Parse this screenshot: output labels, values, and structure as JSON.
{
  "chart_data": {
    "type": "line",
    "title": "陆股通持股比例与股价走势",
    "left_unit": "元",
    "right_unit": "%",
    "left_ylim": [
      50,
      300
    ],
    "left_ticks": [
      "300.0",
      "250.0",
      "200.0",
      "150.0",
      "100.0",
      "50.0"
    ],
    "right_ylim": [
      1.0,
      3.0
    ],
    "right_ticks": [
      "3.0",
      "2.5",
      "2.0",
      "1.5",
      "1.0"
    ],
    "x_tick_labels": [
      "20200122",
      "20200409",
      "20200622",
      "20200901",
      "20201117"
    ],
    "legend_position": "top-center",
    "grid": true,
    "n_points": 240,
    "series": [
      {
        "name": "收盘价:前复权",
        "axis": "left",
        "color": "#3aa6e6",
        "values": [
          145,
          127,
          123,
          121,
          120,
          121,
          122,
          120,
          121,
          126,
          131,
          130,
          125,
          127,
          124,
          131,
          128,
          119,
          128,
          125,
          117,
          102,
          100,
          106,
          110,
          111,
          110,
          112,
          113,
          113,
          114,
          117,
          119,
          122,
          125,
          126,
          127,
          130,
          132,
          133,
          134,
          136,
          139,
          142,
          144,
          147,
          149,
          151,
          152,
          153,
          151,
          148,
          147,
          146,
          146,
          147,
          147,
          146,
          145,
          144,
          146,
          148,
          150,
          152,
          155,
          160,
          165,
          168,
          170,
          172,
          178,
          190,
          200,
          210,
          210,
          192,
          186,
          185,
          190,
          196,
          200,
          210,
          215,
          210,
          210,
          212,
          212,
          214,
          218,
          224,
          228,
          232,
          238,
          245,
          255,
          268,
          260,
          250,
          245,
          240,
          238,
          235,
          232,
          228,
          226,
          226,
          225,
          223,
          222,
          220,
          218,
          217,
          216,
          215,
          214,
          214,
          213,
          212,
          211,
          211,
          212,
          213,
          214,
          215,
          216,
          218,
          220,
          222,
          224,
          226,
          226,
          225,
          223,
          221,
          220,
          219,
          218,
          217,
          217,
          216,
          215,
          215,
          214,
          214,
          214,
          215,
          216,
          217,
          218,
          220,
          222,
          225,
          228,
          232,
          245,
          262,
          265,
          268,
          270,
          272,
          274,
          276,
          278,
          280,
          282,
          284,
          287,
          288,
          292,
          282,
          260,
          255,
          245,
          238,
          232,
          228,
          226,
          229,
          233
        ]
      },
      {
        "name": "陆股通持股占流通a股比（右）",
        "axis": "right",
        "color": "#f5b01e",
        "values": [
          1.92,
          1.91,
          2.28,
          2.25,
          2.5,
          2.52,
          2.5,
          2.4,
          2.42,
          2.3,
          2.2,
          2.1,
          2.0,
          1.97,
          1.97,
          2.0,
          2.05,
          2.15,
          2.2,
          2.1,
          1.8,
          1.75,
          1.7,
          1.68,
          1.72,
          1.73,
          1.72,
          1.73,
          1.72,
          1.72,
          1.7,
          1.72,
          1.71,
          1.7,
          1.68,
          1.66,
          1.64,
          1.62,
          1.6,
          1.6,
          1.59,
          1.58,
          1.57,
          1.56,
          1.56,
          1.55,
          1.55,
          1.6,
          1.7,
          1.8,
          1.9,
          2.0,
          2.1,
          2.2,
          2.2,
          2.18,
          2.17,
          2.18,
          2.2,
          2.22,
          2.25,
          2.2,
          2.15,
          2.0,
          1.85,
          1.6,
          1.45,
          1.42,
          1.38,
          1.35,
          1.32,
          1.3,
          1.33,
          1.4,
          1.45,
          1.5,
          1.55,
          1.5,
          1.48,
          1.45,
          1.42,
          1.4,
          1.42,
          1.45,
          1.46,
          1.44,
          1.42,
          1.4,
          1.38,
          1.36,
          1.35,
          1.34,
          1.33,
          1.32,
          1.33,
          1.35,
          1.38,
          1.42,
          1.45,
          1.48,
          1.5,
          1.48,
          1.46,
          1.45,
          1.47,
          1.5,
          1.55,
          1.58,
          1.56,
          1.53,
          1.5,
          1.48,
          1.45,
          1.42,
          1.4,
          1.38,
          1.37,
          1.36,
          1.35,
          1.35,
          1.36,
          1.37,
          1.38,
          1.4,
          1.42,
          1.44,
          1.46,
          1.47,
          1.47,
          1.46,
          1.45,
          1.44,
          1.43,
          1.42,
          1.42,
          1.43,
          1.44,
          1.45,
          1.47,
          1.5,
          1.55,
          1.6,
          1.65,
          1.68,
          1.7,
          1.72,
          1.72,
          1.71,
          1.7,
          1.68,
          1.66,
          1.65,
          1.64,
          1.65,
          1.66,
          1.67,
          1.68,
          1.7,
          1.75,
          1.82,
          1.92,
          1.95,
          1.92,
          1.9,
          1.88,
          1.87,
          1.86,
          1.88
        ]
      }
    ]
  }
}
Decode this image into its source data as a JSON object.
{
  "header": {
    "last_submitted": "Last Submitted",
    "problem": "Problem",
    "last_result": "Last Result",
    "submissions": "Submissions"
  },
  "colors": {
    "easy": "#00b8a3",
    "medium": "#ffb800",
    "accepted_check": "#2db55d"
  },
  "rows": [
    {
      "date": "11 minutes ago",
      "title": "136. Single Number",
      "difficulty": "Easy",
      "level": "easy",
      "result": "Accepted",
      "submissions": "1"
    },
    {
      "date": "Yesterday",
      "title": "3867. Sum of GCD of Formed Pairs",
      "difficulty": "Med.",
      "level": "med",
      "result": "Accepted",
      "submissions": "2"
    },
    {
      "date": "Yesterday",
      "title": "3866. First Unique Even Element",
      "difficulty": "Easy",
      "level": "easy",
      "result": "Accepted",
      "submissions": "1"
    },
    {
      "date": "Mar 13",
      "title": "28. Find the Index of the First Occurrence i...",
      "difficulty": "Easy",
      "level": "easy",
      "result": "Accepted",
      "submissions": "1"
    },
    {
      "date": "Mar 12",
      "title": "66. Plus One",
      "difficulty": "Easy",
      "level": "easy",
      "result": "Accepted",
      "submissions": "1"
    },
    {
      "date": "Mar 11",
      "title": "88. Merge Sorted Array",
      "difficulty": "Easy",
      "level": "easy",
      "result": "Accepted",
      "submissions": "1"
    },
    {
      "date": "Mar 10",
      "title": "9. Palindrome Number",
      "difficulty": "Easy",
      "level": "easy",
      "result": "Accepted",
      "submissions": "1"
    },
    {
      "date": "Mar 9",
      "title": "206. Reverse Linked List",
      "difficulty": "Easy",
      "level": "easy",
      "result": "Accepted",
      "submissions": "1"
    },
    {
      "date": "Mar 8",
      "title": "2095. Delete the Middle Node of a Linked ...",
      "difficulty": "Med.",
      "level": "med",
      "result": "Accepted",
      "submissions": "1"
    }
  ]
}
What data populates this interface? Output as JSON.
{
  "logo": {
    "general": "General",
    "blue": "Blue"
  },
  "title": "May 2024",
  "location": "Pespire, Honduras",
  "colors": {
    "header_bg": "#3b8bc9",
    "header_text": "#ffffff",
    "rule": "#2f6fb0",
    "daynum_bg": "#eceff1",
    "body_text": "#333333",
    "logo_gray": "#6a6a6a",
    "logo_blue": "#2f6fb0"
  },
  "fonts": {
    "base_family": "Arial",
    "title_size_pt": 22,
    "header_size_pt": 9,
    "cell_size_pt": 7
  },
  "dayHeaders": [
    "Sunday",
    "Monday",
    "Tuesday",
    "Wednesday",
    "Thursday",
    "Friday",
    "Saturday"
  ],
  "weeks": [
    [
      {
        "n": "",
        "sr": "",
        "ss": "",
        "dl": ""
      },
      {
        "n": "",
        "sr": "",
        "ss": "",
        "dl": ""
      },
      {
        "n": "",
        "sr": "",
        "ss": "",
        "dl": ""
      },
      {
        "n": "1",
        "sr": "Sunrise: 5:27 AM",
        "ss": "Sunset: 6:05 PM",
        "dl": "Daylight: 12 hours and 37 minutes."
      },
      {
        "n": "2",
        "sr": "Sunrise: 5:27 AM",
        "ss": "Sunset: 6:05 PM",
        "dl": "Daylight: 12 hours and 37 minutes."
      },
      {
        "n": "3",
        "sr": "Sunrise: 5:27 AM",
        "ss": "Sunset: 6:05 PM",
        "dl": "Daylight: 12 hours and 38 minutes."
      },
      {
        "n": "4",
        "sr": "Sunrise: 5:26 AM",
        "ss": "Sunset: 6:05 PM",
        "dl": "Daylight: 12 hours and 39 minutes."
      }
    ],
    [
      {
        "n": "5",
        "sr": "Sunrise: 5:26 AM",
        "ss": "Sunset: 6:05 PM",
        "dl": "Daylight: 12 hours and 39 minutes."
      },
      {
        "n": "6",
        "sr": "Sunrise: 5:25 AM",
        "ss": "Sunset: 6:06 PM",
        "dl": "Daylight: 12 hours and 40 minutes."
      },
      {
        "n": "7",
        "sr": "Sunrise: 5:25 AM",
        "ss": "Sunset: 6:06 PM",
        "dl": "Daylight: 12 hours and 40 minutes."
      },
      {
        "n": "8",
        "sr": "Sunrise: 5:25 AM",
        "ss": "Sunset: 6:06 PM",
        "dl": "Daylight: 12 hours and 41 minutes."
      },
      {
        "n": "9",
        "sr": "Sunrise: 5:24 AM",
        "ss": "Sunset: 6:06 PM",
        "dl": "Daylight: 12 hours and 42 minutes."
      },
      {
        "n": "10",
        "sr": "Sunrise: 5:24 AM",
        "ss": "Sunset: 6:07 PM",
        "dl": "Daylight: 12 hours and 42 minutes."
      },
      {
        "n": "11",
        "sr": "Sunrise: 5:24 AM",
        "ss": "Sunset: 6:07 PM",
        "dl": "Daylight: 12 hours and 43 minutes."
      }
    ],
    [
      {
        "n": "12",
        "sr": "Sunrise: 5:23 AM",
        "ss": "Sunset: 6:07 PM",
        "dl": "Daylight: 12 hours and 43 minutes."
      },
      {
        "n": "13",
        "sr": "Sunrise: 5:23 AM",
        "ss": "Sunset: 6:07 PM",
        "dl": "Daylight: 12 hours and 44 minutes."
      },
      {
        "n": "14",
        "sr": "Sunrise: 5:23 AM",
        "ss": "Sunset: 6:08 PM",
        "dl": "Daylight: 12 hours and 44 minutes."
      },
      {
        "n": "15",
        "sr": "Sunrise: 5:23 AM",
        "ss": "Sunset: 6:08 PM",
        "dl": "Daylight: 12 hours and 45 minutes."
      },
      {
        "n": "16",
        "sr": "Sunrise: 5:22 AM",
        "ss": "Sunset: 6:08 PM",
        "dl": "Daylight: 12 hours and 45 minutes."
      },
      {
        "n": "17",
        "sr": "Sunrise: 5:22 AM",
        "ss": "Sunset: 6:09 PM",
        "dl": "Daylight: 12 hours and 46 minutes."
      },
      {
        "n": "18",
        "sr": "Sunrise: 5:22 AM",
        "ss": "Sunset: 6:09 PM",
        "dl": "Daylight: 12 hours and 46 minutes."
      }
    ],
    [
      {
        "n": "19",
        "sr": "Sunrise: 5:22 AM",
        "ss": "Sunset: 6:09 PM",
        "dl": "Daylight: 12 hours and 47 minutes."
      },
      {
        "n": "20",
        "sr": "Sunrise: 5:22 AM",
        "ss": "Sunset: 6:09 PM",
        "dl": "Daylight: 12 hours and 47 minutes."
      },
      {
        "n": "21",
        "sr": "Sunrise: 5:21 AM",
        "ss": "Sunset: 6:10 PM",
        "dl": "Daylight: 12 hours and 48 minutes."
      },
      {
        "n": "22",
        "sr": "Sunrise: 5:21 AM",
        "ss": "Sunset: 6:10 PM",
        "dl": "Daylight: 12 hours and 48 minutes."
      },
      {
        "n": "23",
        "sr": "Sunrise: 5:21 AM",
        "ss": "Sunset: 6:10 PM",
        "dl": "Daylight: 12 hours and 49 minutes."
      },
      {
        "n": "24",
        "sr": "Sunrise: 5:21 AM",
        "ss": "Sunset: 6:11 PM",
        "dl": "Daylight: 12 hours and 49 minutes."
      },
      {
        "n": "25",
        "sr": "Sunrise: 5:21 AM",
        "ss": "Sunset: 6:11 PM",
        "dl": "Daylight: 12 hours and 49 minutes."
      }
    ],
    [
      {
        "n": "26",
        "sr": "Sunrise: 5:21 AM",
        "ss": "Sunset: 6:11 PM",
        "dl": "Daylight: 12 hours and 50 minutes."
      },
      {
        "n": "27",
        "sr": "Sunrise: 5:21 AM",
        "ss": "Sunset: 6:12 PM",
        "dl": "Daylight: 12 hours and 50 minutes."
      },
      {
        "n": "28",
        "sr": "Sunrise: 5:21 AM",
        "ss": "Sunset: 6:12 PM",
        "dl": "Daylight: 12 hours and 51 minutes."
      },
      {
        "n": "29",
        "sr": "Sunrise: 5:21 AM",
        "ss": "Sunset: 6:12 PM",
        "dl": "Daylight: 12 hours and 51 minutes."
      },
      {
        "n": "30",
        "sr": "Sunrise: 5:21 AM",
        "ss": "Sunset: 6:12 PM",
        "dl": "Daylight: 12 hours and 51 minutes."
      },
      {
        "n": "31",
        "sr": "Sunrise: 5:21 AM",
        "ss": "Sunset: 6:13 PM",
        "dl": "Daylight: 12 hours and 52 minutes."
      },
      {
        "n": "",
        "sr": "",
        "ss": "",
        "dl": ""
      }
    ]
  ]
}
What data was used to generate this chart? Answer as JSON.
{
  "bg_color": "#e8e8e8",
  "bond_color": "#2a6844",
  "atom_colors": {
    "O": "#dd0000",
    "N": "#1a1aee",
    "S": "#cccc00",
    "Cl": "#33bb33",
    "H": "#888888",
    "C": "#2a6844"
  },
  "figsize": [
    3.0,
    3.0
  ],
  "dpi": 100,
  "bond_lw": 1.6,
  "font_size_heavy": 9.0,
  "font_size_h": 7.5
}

= = =

Every line of the records that includes the word "date" should be gathered.

* Answer for the task *
      "date": "11 minutes ago",
      "date": "Yesterday",
      "date": "Yesterday",
      "date": "Mar 13",
      "date": "Mar 12",
      "date": "Mar 11",
      "date": "Mar 10",
      "date": "Mar 9",
      "date": "Mar 8",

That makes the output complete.